What to produce – Make a verbatim copy of the entries below; pictures stay out.

Records for this task –
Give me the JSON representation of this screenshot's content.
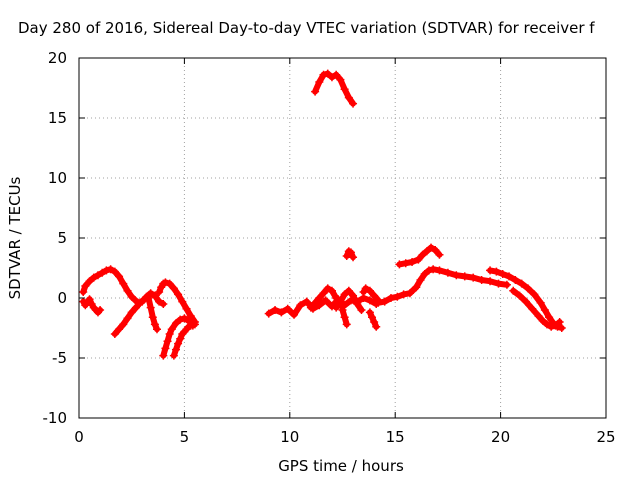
{
  "chart_data": {
    "type": "scatter",
    "title": "Day 280 of 2016, Sidereal Day-to-day VTEC variation (SDTVAR) for receiver f",
    "xlabel": "GPS time / hours",
    "ylabel": "SDTVAR / TECUs",
    "xlim": [
      0,
      25
    ],
    "ylim": [
      -10,
      20
    ],
    "x_ticks": [
      0,
      5,
      10,
      15,
      20,
      25
    ],
    "y_ticks": [
      -10,
      -5,
      0,
      5,
      10,
      15,
      20
    ],
    "x_tick_labels": [
      "0",
      "5",
      "10",
      "15",
      "20",
      "25"
    ],
    "y_tick_labels": [
      "-10",
      "-5",
      "0",
      "5",
      "10",
      "15",
      "20"
    ],
    "grid": true,
    "marker": "+",
    "color": "#ff0000",
    "series": [
      {
        "x": [
          0.2,
          0.3,
          0.5,
          0.7,
          0.9,
          1.1,
          1.3,
          1.5,
          1.7,
          1.9,
          2.1,
          2.3,
          2.5,
          2.8,
          3.0,
          3.2,
          3.4,
          3.6,
          3.8,
          4.0
        ],
        "y": [
          0.5,
          1.0,
          1.4,
          1.7,
          1.9,
          2.1,
          2.3,
          2.4,
          2.2,
          1.8,
          1.2,
          0.6,
          0.1,
          -0.4,
          -0.3,
          0.1,
          0.4,
          0.2,
          -0.3,
          -0.5
        ]
      },
      {
        "x": [
          0.2,
          0.3,
          0.4,
          0.5,
          0.6,
          0.7,
          0.8,
          0.9,
          1.0
        ],
        "y": [
          -0.3,
          -0.6,
          -0.3,
          -0.1,
          -0.5,
          -0.8,
          -1.0,
          -1.2,
          -1.0
        ]
      },
      {
        "x": [
          1.7,
          1.9,
          2.1,
          2.3,
          2.5,
          2.7,
          2.9,
          3.1,
          3.3
        ],
        "y": [
          -3.0,
          -2.6,
          -2.2,
          -1.7,
          -1.2,
          -0.8,
          -0.4,
          -0.1,
          0.2
        ]
      },
      {
        "x": [
          3.3,
          3.4,
          3.5,
          3.6,
          3.7
        ],
        "y": [
          0.0,
          -0.8,
          -1.6,
          -2.2,
          -2.6
        ]
      },
      {
        "x": [
          3.8,
          3.9,
          4.0,
          4.1,
          4.3,
          4.5,
          4.7,
          4.9,
          5.1,
          5.3,
          5.5
        ],
        "y": [
          0.5,
          0.9,
          1.2,
          1.3,
          1.2,
          0.8,
          0.3,
          -0.3,
          -0.9,
          -1.5,
          -2.0
        ]
      },
      {
        "x": [
          4.0,
          4.1,
          4.2,
          4.3,
          4.4,
          4.6,
          4.8,
          5.0,
          5.2,
          5.4
        ],
        "y": [
          -4.8,
          -4.2,
          -3.6,
          -3.0,
          -2.6,
          -2.1,
          -1.8,
          -1.7,
          -1.9,
          -2.3
        ]
      },
      {
        "x": [
          4.5,
          4.6,
          4.7,
          4.8,
          4.9,
          5.0,
          5.1,
          5.2,
          5.3,
          5.4,
          5.5
        ],
        "y": [
          -4.8,
          -4.3,
          -3.8,
          -3.4,
          -3.0,
          -2.8,
          -2.6,
          -2.4,
          -2.3,
          -2.2,
          -2.2
        ]
      },
      {
        "x": [
          9.0,
          9.3,
          9.6,
          9.9,
          10.2,
          10.5,
          10.8,
          11.1,
          11.4,
          11.7,
          12.0,
          12.3,
          12.6,
          12.9,
          13.2,
          13.5,
          13.8,
          14.1
        ],
        "y": [
          -1.3,
          -1.0,
          -1.2,
          -0.9,
          -1.4,
          -0.6,
          -0.3,
          -0.9,
          -0.6,
          -0.2,
          -0.7,
          -0.1,
          -0.6,
          -0.2,
          -0.3,
          0.0,
          -0.2,
          -0.5
        ]
      },
      {
        "x": [
          11.0,
          11.2,
          11.4,
          11.6,
          11.8,
          12.0,
          12.2,
          12.4
        ],
        "y": [
          -0.8,
          -0.4,
          0.0,
          0.4,
          0.8,
          0.6,
          0.0,
          -0.6
        ]
      },
      {
        "x": [
          12.2,
          12.4,
          12.6,
          12.8,
          13.0,
          13.2,
          13.4
        ],
        "y": [
          -0.8,
          -0.3,
          0.3,
          0.6,
          0.2,
          -0.5,
          -1.0
        ]
      },
      {
        "x": [
          12.5,
          12.6,
          12.7
        ],
        "y": [
          -1.0,
          -1.6,
          -2.2
        ]
      },
      {
        "x": [
          13.5,
          13.6,
          13.8,
          14.0,
          14.2
        ],
        "y": [
          0.5,
          0.8,
          0.6,
          0.2,
          -0.2
        ]
      },
      {
        "x": [
          13.8,
          13.9,
          14.0,
          14.1
        ],
        "y": [
          -1.2,
          -1.6,
          -2.0,
          -2.4
        ]
      },
      {
        "x": [
          11.2,
          11.4,
          11.6,
          11.8,
          12.0,
          12.2,
          12.4,
          12.6,
          12.8,
          13.0
        ],
        "y": [
          17.2,
          18.0,
          18.6,
          18.7,
          18.4,
          18.6,
          18.2,
          17.4,
          16.7,
          16.2
        ]
      },
      {
        "x": [
          12.7,
          12.8,
          12.9,
          13.0
        ],
        "y": [
          3.5,
          3.9,
          3.8,
          3.4
        ]
      },
      {
        "x": [
          14.2,
          14.5,
          14.8,
          15.1,
          15.4,
          15.7,
          16.0,
          16.2,
          16.4,
          16.6,
          16.8,
          17.1,
          17.5,
          17.9,
          18.3,
          18.7,
          19.1,
          19.5,
          19.9,
          20.3
        ],
        "y": [
          -0.4,
          -0.3,
          0.0,
          0.1,
          0.3,
          0.4,
          0.9,
          1.5,
          2.0,
          2.3,
          2.4,
          2.3,
          2.1,
          1.9,
          1.8,
          1.7,
          1.5,
          1.4,
          1.2,
          1.1
        ]
      },
      {
        "x": [
          15.2,
          15.5,
          15.8,
          16.1,
          16.3,
          16.5,
          16.7,
          16.9,
          17.1
        ],
        "y": [
          2.8,
          2.9,
          3.0,
          3.2,
          3.6,
          3.9,
          4.2,
          4.0,
          3.6
        ]
      },
      {
        "x": [
          19.5,
          19.8,
          20.1,
          20.4,
          20.7,
          21.0,
          21.3,
          21.6,
          21.9,
          22.1,
          22.3,
          22.5,
          22.7,
          22.9
        ],
        "y": [
          2.3,
          2.2,
          2.0,
          1.8,
          1.5,
          1.2,
          0.8,
          0.3,
          -0.4,
          -1.0,
          -1.6,
          -2.1,
          -2.4,
          -2.5
        ]
      },
      {
        "x": [
          20.6,
          20.9,
          21.2,
          21.5,
          21.8,
          22.0,
          22.2,
          22.4,
          22.6,
          22.8
        ],
        "y": [
          0.6,
          0.2,
          -0.3,
          -0.9,
          -1.5,
          -1.9,
          -2.2,
          -2.4,
          -2.3,
          -2.0
        ]
      }
    ]
  }
}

Task result –
Give me the JSON representation of this screenshot's content.
{
  "chart_data": {
    "type": "scatter",
    "title": "Day 280 of 2016, Sidereal Day-to-day VTEC variation (SDTVAR) for receiver f",
    "xlabel": "GPS time / hours",
    "ylabel": "SDTVAR / TECUs",
    "xlim": [
      0,
      25
    ],
    "ylim": [
      -10,
      20
    ],
    "x_ticks": [
      0,
      5,
      10,
      15,
      20,
      25
    ],
    "y_ticks": [
      -10,
      -5,
      0,
      5,
      10,
      15,
      20
    ],
    "x_tick_labels": [
      "0",
      "5",
      "10",
      "15",
      "20",
      "25"
    ],
    "y_tick_labels": [
      "-10",
      "-5",
      "0",
      "5",
      "10",
      "15",
      "20"
    ],
    "grid": true,
    "marker": "+",
    "color": "#ff0000",
    "series": [
      {
        "x": [
          0.2,
          0.3,
          0.5,
          0.7,
          0.9,
          1.1,
          1.3,
          1.5,
          1.7,
          1.9,
          2.1,
          2.3,
          2.5,
          2.8,
          3.0,
          3.2,
          3.4,
          3.6,
          3.8,
          4.0
        ],
        "y": [
          0.5,
          1.0,
          1.4,
          1.7,
          1.9,
          2.1,
          2.3,
          2.4,
          2.2,
          1.8,
          1.2,
          0.6,
          0.1,
          -0.4,
          -0.3,
          0.1,
          0.4,
          0.2,
          -0.3,
          -0.5
        ]
      },
      {
        "x": [
          0.2,
          0.3,
          0.4,
          0.5,
          0.6,
          0.7,
          0.8,
          0.9,
          1.0
        ],
        "y": [
          -0.3,
          -0.6,
          -0.3,
          -0.1,
          -0.5,
          -0.8,
          -1.0,
          -1.2,
          -1.0
        ]
      },
      {
        "x": [
          1.7,
          1.9,
          2.1,
          2.3,
          2.5,
          2.7,
          2.9,
          3.1,
          3.3
        ],
        "y": [
          -3.0,
          -2.6,
          -2.2,
          -1.7,
          -1.2,
          -0.8,
          -0.4,
          -0.1,
          0.2
        ]
      },
      {
        "x": [
          3.3,
          3.4,
          3.5,
          3.6,
          3.7
        ],
        "y": [
          0.0,
          -0.8,
          -1.6,
          -2.2,
          -2.6
        ]
      },
      {
        "x": [
          3.8,
          3.9,
          4.0,
          4.1,
          4.3,
          4.5,
          4.7,
          4.9,
          5.1,
          5.3,
          5.5
        ],
        "y": [
          0.5,
          0.9,
          1.2,
          1.3,
          1.2,
          0.8,
          0.3,
          -0.3,
          -0.9,
          -1.5,
          -2.0
        ]
      },
      {
        "x": [
          4.0,
          4.1,
          4.2,
          4.3,
          4.4,
          4.6,
          4.8,
          5.0,
          5.2,
          5.4
        ],
        "y": [
          -4.8,
          -4.2,
          -3.6,
          -3.0,
          -2.6,
          -2.1,
          -1.8,
          -1.7,
          -1.9,
          -2.3
        ]
      },
      {
        "x": [
          4.5,
          4.6,
          4.7,
          4.8,
          4.9,
          5.0,
          5.1,
          5.2,
          5.3,
          5.4,
          5.5
        ],
        "y": [
          -4.8,
          -4.3,
          -3.8,
          -3.4,
          -3.0,
          -2.8,
          -2.6,
          -2.4,
          -2.3,
          -2.2,
          -2.2
        ]
      },
      {
        "x": [
          9.0,
          9.3,
          9.6,
          9.9,
          10.2,
          10.5,
          10.8,
          11.1,
          11.4,
          11.7,
          12.0,
          12.3,
          12.6,
          12.9,
          13.2,
          13.5,
          13.8,
          14.1
        ],
        "y": [
          -1.3,
          -1.0,
          -1.2,
          -0.9,
          -1.4,
          -0.6,
          -0.3,
          -0.9,
          -0.6,
          -0.2,
          -0.7,
          -0.1,
          -0.6,
          -0.2,
          -0.3,
          0.0,
          -0.2,
          -0.5
        ]
      },
      {
        "x": [
          11.0,
          11.2,
          11.4,
          11.6,
          11.8,
          12.0,
          12.2,
          12.4
        ],
        "y": [
          -0.8,
          -0.4,
          0.0,
          0.4,
          0.8,
          0.6,
          0.0,
          -0.6
        ]
      },
      {
        "x": [
          12.2,
          12.4,
          12.6,
          12.8,
          13.0,
          13.2,
          13.4
        ],
        "y": [
          -0.8,
          -0.3,
          0.3,
          0.6,
          0.2,
          -0.5,
          -1.0
        ]
      },
      {
        "x": [
          12.5,
          12.6,
          12.7
        ],
        "y": [
          -1.0,
          -1.6,
          -2.2
        ]
      },
      {
        "x": [
          13.5,
          13.6,
          13.8,
          14.0,
          14.2
        ],
        "y": [
          0.5,
          0.8,
          0.6,
          0.2,
          -0.2
        ]
      },
      {
        "x": [
          13.8,
          13.9,
          14.0,
          14.1
        ],
        "y": [
          -1.2,
          -1.6,
          -2.0,
          -2.4
        ]
      },
      {
        "x": [
          11.2,
          11.4,
          11.6,
          11.8,
          12.0,
          12.2,
          12.4,
          12.6,
          12.8,
          13.0
        ],
        "y": [
          17.2,
          18.0,
          18.6,
          18.7,
          18.4,
          18.6,
          18.2,
          17.4,
          16.7,
          16.2
        ]
      },
      {
        "x": [
          12.7,
          12.8,
          12.9,
          13.0
        ],
        "y": [
          3.5,
          3.9,
          3.8,
          3.4
        ]
      },
      {
        "x": [
          14.2,
          14.5,
          14.8,
          15.1,
          15.4,
          15.7,
          16.0,
          16.2,
          16.4,
          16.6,
          16.8,
          17.1,
          17.5,
          17.9,
          18.3,
          18.7,
          19.1,
          19.5,
          19.9,
          20.3
        ],
        "y": [
          -0.4,
          -0.3,
          0.0,
          0.1,
          0.3,
          0.4,
          0.9,
          1.5,
          2.0,
          2.3,
          2.4,
          2.3,
          2.1,
          1.9,
          1.8,
          1.7,
          1.5,
          1.4,
          1.2,
          1.1
        ]
      },
      {
        "x": [
          15.2,
          15.5,
          15.8,
          16.1,
          16.3,
          16.5,
          16.7,
          16.9,
          17.1
        ],
        "y": [
          2.8,
          2.9,
          3.0,
          3.2,
          3.6,
          3.9,
          4.2,
          4.0,
          3.6
        ]
      },
      {
        "x": [
          19.5,
          19.8,
          20.1,
          20.4,
          20.7,
          21.0,
          21.3,
          21.6,
          21.9,
          22.1,
          22.3,
          22.5,
          22.7,
          22.9
        ],
        "y": [
          2.3,
          2.2,
          2.0,
          1.8,
          1.5,
          1.2,
          0.8,
          0.3,
          -0.4,
          -1.0,
          -1.6,
          -2.1,
          -2.4,
          -2.5
        ]
      },
      {
        "x": [
          20.6,
          20.9,
          21.2,
          21.5,
          21.8,
          22.0,
          22.2,
          22.4,
          22.6,
          22.8
        ],
        "y": [
          0.6,
          0.2,
          -0.3,
          -0.9,
          -1.5,
          -1.9,
          -2.2,
          -2.4,
          -2.3,
          -2.0
        ]
      }
    ]
  }
}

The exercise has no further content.